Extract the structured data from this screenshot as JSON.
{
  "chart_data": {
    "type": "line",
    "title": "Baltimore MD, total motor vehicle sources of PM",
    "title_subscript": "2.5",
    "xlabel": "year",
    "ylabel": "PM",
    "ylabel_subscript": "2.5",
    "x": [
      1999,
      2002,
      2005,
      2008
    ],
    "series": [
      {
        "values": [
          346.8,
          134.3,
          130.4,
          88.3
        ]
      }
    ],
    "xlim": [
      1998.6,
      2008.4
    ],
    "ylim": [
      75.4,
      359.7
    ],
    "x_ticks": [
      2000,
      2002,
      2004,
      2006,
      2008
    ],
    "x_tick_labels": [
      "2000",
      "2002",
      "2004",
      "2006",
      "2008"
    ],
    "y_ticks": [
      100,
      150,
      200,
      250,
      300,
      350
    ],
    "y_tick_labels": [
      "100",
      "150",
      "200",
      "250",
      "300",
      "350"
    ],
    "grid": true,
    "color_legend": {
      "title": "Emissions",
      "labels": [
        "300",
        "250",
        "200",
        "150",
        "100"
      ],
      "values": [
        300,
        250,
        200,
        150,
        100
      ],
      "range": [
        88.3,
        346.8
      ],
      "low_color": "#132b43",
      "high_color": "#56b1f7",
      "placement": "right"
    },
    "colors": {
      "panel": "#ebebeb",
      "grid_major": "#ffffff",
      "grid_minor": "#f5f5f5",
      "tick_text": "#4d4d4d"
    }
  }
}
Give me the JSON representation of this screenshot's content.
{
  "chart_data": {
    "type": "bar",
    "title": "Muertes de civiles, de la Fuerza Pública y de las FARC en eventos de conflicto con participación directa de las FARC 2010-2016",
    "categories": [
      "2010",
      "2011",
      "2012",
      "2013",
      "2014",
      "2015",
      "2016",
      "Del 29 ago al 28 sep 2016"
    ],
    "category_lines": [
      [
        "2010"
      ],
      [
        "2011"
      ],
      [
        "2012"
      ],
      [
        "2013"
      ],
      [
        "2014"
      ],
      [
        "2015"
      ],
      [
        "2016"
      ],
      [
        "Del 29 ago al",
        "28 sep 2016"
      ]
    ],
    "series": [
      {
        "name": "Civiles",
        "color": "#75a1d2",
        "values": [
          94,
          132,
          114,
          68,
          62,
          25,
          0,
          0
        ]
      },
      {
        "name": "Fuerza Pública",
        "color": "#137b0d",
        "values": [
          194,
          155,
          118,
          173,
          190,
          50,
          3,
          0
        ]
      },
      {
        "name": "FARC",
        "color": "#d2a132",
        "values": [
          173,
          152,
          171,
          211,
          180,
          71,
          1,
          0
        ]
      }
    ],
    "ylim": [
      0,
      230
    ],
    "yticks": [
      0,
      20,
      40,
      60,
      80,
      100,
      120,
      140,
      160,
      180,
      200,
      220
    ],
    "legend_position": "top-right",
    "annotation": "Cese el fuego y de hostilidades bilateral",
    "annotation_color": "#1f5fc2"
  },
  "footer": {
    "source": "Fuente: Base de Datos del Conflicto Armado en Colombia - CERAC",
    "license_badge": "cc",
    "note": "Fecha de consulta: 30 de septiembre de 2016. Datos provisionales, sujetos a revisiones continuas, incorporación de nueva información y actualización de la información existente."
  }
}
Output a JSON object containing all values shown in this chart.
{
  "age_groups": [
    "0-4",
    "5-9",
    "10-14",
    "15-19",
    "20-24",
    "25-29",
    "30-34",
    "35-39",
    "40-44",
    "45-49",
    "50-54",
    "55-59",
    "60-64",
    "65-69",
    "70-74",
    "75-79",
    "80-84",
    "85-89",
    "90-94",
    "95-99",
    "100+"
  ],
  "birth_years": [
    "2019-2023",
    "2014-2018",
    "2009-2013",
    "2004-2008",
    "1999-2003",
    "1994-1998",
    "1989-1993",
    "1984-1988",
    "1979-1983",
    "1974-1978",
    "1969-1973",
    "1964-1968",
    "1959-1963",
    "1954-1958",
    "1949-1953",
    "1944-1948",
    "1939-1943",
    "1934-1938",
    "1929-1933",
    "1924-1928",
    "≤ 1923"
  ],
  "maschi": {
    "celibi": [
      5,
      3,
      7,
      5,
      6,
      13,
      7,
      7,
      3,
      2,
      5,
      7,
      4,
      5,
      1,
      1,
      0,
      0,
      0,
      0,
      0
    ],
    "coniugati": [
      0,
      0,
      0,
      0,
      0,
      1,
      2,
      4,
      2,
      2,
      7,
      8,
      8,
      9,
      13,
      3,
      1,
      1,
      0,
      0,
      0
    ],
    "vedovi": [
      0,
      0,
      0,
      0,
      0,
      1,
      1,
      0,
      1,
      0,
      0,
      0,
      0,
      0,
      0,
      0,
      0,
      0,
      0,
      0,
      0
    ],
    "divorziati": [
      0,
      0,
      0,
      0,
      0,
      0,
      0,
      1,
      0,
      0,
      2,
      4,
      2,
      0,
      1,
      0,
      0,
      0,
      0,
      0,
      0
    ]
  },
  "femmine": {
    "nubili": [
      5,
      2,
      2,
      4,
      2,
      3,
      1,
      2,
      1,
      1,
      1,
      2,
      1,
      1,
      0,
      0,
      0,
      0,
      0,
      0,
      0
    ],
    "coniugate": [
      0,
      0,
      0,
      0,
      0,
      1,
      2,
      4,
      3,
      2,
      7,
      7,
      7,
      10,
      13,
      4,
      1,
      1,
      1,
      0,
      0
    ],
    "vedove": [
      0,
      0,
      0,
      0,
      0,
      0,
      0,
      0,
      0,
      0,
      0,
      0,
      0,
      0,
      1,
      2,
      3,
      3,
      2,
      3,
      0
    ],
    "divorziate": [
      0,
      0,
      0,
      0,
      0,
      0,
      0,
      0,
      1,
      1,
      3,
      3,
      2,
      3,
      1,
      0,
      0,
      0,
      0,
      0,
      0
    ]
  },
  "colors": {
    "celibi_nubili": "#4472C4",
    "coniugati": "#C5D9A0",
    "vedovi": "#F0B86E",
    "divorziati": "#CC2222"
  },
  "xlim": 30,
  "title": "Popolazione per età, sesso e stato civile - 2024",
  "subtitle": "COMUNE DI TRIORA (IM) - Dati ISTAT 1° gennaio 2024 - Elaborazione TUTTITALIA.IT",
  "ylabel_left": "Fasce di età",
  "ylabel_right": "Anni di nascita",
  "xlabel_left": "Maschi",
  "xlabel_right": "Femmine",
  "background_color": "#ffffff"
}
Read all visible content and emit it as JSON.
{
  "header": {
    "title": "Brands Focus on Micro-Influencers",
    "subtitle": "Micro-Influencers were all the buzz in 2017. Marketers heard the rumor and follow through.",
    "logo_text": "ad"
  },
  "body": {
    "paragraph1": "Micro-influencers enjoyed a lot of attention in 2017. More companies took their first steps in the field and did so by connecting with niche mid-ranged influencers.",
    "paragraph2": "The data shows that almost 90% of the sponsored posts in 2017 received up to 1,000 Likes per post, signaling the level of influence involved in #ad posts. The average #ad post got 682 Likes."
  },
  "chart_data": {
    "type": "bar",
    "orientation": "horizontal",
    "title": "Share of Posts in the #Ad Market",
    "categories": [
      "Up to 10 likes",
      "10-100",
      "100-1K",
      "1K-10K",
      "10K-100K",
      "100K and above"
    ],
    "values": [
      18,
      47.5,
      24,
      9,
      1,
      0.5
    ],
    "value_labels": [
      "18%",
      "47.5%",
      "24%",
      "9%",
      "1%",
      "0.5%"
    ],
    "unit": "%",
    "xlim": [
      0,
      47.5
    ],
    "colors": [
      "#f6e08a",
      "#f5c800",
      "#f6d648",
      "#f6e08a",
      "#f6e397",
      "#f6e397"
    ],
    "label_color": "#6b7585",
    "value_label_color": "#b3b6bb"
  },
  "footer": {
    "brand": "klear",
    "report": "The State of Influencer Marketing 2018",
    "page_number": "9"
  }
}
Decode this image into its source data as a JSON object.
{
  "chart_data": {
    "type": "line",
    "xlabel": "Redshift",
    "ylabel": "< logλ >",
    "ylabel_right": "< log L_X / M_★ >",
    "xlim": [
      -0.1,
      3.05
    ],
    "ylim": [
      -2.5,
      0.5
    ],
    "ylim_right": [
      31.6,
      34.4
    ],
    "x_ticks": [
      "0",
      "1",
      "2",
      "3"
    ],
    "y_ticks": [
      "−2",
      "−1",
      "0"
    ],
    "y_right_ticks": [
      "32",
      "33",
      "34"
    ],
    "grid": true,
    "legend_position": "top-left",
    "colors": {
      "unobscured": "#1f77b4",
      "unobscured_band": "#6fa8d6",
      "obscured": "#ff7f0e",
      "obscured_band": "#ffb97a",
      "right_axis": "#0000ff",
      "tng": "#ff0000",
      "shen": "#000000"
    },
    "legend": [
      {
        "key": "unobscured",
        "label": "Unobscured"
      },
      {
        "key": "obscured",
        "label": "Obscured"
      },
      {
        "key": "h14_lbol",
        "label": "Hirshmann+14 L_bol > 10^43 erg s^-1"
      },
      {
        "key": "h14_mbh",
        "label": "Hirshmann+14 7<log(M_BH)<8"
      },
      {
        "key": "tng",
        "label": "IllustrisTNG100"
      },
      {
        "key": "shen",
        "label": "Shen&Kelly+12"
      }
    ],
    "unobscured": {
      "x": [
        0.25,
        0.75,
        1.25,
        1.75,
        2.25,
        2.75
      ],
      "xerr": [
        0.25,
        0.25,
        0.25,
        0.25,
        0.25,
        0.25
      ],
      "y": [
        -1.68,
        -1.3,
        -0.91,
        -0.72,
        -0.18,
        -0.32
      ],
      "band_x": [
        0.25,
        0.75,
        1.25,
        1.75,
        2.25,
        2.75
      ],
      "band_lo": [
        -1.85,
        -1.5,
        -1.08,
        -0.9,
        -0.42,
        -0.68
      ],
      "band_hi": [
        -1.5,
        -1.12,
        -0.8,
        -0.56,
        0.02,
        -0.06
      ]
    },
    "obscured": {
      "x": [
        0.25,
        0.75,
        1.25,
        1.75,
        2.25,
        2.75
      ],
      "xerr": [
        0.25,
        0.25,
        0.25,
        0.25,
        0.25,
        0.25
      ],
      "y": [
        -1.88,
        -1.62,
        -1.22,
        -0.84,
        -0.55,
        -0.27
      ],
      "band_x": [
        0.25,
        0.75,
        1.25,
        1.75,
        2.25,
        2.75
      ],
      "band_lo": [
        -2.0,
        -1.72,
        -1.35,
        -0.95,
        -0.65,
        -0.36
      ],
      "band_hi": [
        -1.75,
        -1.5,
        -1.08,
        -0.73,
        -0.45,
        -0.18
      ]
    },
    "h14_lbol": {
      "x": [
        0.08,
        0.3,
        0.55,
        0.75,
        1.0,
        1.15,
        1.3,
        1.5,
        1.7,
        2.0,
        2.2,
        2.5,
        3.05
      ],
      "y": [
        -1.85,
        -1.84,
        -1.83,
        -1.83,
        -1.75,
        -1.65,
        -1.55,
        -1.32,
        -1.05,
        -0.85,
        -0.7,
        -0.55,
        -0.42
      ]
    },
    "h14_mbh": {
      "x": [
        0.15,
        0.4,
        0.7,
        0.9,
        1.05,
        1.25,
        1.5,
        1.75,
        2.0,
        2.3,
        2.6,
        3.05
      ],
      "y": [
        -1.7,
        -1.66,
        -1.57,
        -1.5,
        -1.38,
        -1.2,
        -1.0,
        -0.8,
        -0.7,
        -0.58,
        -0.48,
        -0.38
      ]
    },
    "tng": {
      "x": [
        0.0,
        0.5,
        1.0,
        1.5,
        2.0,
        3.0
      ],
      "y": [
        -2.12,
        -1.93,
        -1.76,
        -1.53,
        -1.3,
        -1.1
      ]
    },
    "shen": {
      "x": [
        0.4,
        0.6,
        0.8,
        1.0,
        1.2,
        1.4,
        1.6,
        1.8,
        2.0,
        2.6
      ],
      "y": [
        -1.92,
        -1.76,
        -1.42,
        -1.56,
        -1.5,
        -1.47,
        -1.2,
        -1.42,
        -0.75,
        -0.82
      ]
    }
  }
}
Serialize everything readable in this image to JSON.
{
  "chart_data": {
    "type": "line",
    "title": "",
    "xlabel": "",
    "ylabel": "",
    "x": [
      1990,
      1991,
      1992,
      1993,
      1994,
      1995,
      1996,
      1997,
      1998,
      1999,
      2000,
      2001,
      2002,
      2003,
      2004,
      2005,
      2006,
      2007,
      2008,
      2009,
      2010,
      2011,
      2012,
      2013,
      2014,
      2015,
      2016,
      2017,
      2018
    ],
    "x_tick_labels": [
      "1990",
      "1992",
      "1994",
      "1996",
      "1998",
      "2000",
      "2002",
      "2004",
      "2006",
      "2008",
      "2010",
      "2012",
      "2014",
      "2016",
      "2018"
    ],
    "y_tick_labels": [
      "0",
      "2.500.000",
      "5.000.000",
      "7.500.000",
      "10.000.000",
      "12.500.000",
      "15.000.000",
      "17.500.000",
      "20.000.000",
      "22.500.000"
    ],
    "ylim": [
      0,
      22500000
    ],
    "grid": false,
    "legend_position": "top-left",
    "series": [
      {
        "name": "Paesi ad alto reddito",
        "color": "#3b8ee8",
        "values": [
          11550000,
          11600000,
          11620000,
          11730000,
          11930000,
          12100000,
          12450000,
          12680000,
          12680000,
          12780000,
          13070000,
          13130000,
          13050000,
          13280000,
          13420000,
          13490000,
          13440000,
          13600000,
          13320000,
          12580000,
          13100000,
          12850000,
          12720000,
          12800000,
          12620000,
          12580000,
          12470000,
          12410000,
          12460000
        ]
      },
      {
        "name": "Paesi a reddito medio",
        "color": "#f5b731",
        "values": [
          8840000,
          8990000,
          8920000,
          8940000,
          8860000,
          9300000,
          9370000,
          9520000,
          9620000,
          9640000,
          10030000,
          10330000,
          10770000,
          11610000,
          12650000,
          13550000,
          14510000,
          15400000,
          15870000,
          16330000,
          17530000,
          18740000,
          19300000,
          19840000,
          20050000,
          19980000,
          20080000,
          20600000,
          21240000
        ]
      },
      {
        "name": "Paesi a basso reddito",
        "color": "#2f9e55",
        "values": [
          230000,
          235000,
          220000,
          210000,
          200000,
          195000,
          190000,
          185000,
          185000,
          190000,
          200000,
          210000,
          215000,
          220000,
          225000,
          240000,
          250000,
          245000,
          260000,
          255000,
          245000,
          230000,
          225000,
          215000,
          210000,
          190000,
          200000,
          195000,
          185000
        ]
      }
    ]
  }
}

******

REQUIREMENTS —
In the material above, how many lines hold the word "ffffff"? Say only the number.

COMPLETE RESPONSE —
2